** START Input **

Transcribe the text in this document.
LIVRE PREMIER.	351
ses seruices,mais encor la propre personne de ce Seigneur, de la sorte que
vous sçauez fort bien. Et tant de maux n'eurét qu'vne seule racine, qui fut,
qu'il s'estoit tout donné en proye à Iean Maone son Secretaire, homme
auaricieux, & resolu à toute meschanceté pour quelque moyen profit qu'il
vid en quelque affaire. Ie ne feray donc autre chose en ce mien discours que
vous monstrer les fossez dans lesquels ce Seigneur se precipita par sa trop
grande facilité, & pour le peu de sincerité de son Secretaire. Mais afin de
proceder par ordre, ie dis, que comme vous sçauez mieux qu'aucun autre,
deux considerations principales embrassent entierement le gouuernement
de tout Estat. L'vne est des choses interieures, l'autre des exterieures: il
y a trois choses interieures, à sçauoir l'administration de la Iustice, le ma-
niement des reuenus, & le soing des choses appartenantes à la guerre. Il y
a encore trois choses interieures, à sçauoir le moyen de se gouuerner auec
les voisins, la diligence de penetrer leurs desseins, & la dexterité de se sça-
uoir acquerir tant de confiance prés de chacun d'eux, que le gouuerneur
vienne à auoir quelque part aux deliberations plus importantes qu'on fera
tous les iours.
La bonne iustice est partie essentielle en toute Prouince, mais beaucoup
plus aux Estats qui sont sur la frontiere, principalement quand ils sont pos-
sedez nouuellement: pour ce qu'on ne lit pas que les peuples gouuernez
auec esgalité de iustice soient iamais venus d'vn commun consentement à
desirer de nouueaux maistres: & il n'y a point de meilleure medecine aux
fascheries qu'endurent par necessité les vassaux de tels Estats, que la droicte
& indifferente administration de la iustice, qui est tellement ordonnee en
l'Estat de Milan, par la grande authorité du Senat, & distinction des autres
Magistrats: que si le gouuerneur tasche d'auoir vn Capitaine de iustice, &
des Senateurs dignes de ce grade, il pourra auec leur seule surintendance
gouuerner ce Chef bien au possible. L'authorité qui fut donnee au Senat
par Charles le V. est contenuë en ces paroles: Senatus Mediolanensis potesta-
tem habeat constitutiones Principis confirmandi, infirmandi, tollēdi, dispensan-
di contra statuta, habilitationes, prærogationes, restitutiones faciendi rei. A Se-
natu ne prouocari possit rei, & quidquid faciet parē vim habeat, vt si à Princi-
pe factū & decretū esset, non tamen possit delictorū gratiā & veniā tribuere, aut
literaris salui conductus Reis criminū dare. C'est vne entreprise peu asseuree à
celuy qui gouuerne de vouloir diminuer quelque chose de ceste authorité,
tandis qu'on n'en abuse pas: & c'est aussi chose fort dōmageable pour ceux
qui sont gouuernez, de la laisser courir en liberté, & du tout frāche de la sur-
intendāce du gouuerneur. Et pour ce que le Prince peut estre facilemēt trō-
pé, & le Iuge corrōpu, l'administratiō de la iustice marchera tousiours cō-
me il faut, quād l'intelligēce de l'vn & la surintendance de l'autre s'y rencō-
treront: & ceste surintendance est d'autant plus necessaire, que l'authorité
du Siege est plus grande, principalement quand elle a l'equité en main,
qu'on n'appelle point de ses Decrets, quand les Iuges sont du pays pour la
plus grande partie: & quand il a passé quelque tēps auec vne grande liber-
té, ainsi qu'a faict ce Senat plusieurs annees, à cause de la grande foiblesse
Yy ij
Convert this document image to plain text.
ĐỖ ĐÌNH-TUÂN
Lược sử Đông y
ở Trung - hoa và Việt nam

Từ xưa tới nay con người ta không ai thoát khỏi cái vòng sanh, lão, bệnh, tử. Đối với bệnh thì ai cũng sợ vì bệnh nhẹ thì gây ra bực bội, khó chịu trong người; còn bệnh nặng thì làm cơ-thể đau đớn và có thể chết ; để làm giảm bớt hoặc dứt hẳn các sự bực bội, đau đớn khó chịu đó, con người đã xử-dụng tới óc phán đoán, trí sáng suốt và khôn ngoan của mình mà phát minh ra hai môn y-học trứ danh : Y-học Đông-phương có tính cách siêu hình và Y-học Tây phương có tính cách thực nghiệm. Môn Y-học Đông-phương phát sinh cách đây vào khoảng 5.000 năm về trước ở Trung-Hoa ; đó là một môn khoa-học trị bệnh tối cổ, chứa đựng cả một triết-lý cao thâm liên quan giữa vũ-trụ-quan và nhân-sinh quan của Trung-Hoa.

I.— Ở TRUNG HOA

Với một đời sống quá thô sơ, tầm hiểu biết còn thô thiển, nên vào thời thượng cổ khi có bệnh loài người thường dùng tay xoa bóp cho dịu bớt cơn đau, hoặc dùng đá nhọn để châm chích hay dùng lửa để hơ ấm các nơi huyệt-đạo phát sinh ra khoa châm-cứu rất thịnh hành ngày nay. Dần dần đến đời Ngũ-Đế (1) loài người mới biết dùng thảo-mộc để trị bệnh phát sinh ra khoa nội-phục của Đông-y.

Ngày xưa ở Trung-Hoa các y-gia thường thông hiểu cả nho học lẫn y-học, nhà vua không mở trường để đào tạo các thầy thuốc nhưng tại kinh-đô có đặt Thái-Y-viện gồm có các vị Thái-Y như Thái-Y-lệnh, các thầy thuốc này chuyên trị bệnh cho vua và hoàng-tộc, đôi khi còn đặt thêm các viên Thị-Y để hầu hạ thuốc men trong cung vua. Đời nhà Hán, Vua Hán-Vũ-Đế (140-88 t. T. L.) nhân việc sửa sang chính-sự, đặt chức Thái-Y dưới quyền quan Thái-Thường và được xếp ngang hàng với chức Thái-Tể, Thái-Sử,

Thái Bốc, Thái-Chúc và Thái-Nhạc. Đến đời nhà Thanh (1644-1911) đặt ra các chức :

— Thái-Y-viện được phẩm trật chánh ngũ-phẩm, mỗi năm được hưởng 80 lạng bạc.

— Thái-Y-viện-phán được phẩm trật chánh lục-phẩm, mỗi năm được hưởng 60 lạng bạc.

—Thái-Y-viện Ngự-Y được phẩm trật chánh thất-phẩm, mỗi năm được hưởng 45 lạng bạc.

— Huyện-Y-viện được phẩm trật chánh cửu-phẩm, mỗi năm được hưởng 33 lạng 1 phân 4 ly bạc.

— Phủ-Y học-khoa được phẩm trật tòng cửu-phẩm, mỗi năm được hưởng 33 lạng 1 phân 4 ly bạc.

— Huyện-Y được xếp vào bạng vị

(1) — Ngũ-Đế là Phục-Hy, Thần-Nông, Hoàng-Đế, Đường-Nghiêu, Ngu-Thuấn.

** END Input **

*What is needed:*
From the entries above, pull out each line that includes "sçauoir".

*Full output:*
y a trois choses interieures, à sçauoir l'administration de la Iustice, le ma-
a encore trois choses interieures, à sçauoir le moyen de se gouuerner auec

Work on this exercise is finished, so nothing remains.